• DIRECTIONS FOR THIS TASK: Please give the listing again in its entirety, exactly as written.

[Start DATA SECTION]

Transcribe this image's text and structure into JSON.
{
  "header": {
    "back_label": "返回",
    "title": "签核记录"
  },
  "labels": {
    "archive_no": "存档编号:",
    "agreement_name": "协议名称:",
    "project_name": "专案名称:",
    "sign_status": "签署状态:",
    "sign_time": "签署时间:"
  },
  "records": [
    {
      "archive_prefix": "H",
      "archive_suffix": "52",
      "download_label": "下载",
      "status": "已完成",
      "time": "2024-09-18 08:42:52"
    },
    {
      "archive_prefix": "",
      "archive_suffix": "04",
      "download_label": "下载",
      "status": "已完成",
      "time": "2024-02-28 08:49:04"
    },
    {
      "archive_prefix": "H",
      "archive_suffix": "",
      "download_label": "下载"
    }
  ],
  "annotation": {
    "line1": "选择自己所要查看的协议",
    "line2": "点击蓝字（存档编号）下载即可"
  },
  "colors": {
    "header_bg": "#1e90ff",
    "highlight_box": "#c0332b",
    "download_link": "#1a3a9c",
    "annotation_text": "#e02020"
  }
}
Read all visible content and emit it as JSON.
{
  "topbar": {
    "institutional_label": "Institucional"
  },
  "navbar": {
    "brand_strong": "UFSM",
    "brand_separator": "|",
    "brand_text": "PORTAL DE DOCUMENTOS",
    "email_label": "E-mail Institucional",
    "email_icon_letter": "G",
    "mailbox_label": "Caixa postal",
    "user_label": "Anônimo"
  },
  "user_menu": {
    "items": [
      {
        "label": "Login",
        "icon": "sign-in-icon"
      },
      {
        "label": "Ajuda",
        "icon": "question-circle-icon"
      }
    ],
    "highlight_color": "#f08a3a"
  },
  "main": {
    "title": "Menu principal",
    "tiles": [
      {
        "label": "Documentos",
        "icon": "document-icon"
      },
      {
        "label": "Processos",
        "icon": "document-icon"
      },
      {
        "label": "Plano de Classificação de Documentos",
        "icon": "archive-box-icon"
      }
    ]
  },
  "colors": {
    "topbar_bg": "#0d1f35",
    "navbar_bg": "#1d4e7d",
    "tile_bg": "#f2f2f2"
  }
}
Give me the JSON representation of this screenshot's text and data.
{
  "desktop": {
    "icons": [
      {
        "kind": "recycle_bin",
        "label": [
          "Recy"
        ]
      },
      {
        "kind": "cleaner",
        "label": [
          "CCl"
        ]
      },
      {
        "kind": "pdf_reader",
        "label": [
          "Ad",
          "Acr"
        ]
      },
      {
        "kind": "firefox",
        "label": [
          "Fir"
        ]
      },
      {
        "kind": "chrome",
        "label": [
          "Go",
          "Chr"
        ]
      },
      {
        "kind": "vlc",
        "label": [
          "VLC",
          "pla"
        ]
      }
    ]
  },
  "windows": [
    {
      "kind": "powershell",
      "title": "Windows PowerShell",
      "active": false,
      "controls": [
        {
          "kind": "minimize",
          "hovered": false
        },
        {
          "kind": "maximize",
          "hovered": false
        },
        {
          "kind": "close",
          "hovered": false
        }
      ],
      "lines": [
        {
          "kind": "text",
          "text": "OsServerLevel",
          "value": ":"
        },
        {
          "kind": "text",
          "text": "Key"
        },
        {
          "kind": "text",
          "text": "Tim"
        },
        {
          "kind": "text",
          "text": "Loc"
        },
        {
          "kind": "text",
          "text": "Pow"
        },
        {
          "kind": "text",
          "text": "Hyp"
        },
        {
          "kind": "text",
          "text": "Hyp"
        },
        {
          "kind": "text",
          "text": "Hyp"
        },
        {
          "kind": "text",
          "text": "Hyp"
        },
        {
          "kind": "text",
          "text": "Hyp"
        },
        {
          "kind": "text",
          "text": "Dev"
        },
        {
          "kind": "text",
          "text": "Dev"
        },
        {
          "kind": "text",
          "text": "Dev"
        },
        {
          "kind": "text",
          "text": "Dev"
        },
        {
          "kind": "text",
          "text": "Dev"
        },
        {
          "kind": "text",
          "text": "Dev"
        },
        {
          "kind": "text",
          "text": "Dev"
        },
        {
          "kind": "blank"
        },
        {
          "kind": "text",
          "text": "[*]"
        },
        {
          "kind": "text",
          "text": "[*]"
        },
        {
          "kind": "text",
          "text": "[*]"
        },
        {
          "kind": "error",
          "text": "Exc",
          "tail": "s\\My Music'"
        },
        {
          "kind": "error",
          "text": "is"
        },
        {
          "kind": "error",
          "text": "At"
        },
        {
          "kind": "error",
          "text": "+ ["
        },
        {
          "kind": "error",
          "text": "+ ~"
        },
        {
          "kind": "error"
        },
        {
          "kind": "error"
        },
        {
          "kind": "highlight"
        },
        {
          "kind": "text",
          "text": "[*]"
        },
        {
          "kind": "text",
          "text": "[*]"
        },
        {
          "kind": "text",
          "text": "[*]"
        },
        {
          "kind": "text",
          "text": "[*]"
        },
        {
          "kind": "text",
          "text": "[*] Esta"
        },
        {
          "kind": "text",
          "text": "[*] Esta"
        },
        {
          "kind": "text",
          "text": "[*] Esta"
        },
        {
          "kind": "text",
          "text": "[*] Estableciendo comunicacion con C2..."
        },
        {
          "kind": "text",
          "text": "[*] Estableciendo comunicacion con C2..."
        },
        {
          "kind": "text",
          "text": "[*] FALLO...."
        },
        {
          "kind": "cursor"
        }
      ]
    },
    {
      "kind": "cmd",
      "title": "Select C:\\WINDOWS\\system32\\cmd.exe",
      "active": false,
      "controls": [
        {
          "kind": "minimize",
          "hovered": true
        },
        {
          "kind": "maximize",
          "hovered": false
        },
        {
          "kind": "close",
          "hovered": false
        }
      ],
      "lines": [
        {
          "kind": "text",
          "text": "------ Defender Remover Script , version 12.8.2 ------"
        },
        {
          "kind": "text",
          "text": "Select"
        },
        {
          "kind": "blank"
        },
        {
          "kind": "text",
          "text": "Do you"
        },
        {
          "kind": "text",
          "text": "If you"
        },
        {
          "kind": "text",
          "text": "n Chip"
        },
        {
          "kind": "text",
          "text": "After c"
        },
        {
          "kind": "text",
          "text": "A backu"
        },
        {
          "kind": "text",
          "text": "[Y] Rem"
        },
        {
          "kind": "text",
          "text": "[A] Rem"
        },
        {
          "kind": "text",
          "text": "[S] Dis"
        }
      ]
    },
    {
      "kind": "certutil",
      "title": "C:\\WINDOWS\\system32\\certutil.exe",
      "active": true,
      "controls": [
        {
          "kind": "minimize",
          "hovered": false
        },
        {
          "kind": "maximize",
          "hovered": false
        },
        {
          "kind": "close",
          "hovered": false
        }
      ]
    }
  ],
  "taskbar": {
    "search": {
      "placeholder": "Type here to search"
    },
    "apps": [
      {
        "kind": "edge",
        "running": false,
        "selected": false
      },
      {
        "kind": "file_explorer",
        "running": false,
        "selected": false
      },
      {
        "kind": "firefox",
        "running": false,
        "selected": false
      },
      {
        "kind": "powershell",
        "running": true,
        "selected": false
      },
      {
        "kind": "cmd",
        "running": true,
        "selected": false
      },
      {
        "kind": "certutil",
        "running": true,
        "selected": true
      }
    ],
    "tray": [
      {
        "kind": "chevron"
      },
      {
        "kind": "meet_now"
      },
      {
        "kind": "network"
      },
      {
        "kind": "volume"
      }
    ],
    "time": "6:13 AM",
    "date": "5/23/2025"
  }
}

[End DATA SECTION]

• REPLY:
Transcribe this image's text and structure into JSON.
{
  "header": {
    "back_label": "返回",
    "title": "签核记录"
  },
  "labels": {
    "archive_no": "存档编号:",
    "agreement_name": "协议名称:",
    "project_name": "专案名称:",
    "sign_status": "签署状态:",
    "sign_time": "签署时间:"
  },
  "records": [
    {
      "archive_prefix": "H",
      "archive_suffix": "52",
      "download_label": "下载",
      "status": "已完成",
      "time": "2024-09-18 08:42:52"
    },
    {
      "archive_prefix": "",
      "archive_suffix": "04",
      "download_label": "下载",
      "status": "已完成",
      "time": "2024-02-28 08:49:04"
    },
    {
      "archive_prefix": "H",
      "archive_suffix": "",
      "download_label": "下载"
    }
  ],
  "annotation": {
    "line1": "选择自己所要查看的协议",
    "line2": "点击蓝字（存档编号）下载即可"
  },
  "colors": {
    "header_bg": "#1e90ff",
    "highlight_box": "#c0332b",
    "download_link": "#1a3a9c",
    "annotation_text": "#e02020"
  }
}
Read all visible content and emit it as JSON.
{
  "topbar": {
    "institutional_label": "Institucional"
  },
  "navbar": {
    "brand_strong": "UFSM",
    "brand_separator": "|",
    "brand_text": "PORTAL DE DOCUMENTOS",
    "email_label": "E-mail Institucional",
    "email_icon_letter": "G",
    "mailbox_label": "Caixa postal",
    "user_label": "Anônimo"
  },
  "user_menu": {
    "items": [
      {
        "label": "Login",
        "icon": "sign-in-icon"
      },
      {
        "label": "Ajuda",
        "icon": "question-circle-icon"
      }
    ],
    "highlight_color": "#f08a3a"
  },
  "main": {
    "title": "Menu principal",
    "tiles": [
      {
        "label": "Documentos",
        "icon": "document-icon"
      },
      {
        "label": "Processos",
        "icon": "document-icon"
      },
      {
        "label": "Plano de Classificação de Documentos",
        "icon": "archive-box-icon"
      }
    ]
  },
  "colors": {
    "topbar_bg": "#0d1f35",
    "navbar_bg": "#1d4e7d",
    "tile_bg": "#f2f2f2"
  }
}
Give me the JSON representation of this screenshot's text and data.
{
  "desktop": {
    "icons": [
      {
        "kind": "recycle_bin",
        "label": [
          "Recy"
        ]
      },
      {
        "kind": "cleaner",
        "label": [
          "CCl"
        ]
      },
      {
        "kind": "pdf_reader",
        "label": [
          "Ad",
          "Acr"
        ]
      },
      {
        "kind": "firefox",
        "label": [
          "Fir"
        ]
      },
      {
        "kind": "chrome",
        "label": [
          "Go",
          "Chr"
        ]
      },
      {
        "kind": "vlc",
        "label": [
          "VLC",
          "pla"
        ]
      }
    ]
  },
  "windows": [
    {
      "kind": "powershell",
      "title": "Windows PowerShell",
      "active": false,
      "controls": [
        {
          "kind": "minimize",
          "hovered": false
        },
        {
          "kind": "maximize",
          "hovered": false
        },
        {
          "kind": "close",
          "hovered": false
        }
      ],
      "lines": [
        {
          "kind": "text",
          "text": "OsServerLevel",
          "value": ":"
        },
        {
          "kind": "text",
          "text": "Key"
        },
        {
          "kind": "text",
          "text": "Tim"
        },
        {
          "kind": "text",
          "text": "Loc"
        },
        {
          "kind": "text",
          "text": "Pow"
        },
        {
          "kind": "text",
          "text": "Hyp"
        },
        {
          "kind": "text",
          "text": "Hyp"
        },
        {
          "kind": "text",
          "text": "Hyp"
        },
        {
          "kind": "text",
          "text": "Hyp"
        },
        {
          "kind": "text",
          "text": "Hyp"
        },
        {
          "kind": "text",
          "text": "Dev"
        },
        {
          "kind": "text",
          "text": "Dev"
        },
        {
          "kind": "text",
          "text": "Dev"
        },
        {
          "kind": "text",
          "text": "Dev"
        },
        {
          "kind": "text",
          "text": "Dev"
        },
        {
          "kind": "text",
          "text": "Dev"
        },
        {
          "kind": "text",
          "text": "Dev"
        },
        {
          "kind": "blank"
        },
        {
          "kind": "text",
          "text": "[*]"
        },
        {
          "kind": "text",
          "text": "[*]"
        },
        {
          "kind": "text",
          "text": "[*]"
        },
        {
          "kind": "error",
          "text": "Exc",
          "tail": "s\\My Music'"
        },
        {
          "kind": "error",
          "text": "is"
        },
        {
          "kind": "error",
          "text": "At"
        },
        {
          "kind": "error",
          "text": "+ ["
        },
        {
          "kind": "error",
          "text": "+ ~"
        },
        {
          "kind": "error"
        },
        {
          "kind": "error"
        },
        {
          "kind": "highlight"
        },
        {
          "kind": "text",
          "text": "[*]"
        },
        {
          "kind": "text",
          "text": "[*]"
        },
        {
          "kind": "text",
          "text": "[*]"
        },
        {
          "kind": "text",
          "text": "[*]"
        },
        {
          "kind": "text",
          "text": "[*] Esta"
        },
        {
          "kind": "text",
          "text": "[*] Esta"
        },
        {
          "kind": "text",
          "text": "[*] Esta"
        },
        {
          "kind": "text",
          "text": "[*] Estableciendo comunicacion con C2..."
        },
        {
          "kind": "text",
          "text": "[*] Estableciendo comunicacion con C2..."
        },
        {
          "kind": "text",
          "text": "[*] FALLO...."
        },
        {
          "kind": "cursor"
        }
      ]
    },
    {
      "kind": "cmd",
      "title": "Select C:\\WINDOWS\\system32\\cmd.exe",
      "active": false,
      "controls": [
        {
          "kind": "minimize",
          "hovered": true
        },
        {
          "kind": "maximize",
          "hovered": false
        },
        {
          "kind": "close",
          "hovered": false
        }
      ],
      "lines": [
        {
          "kind": "text",
          "text": "------ Defender Remover Script , version 12.8.2 ------"
        },
        {
          "kind": "text",
          "text": "Select"
        },
        {
          "kind": "blank"
        },
        {
          "kind": "text",
          "text": "Do you"
        },
        {
          "kind": "text",
          "text": "If you"
        },
        {
          "kind": "text",
          "text": "n Chip"
        },
        {
          "kind": "text",
          "text": "After c"
        },
        {
          "kind": "text",
          "text": "A backu"
        },
        {
          "kind": "text",
          "text": "[Y] Rem"
        },
        {
          "kind": "text",
          "text": "[A] Rem"
        },
        {
          "kind": "text",
          "text": "[S] Dis"
        }
      ]
    },
    {
      "kind": "certutil",
      "title": "C:\\WINDOWS\\system32\\certutil.exe",
      "active": true,
      "controls": [
        {
          "kind": "minimize",
          "hovered": false
        },
        {
          "kind": "maximize",
          "hovered": false
        },
        {
          "kind": "close",
          "hovered": false
        }
      ]
    }
  ],
  "taskbar": {
    "search": {
      "placeholder": "Type here to search"
    },
    "apps": [
      {
        "kind": "edge",
        "running": false,
        "selected": false
      },
      {
        "kind": "file_explorer",
        "running": false,
        "selected": false
      },
      {
        "kind": "firefox",
        "running": false,
        "selected": false
      },
      {
        "kind": "powershell",
        "running": true,
        "selected": false
      },
      {
        "kind": "cmd",
        "running": true,
        "selected": false
      },
      {
        "kind": "certutil",
        "running": true,
        "selected": true
      }
    ],
    "tray": [
      {
        "kind": "chevron"
      },
      {
        "kind": "meet_now"
      },
      {
        "kind": "network"
      },
      {
        "kind": "volume"
      }
    ],
    "time": "6:13 AM",
    "date": "5/23/2025"
  }
}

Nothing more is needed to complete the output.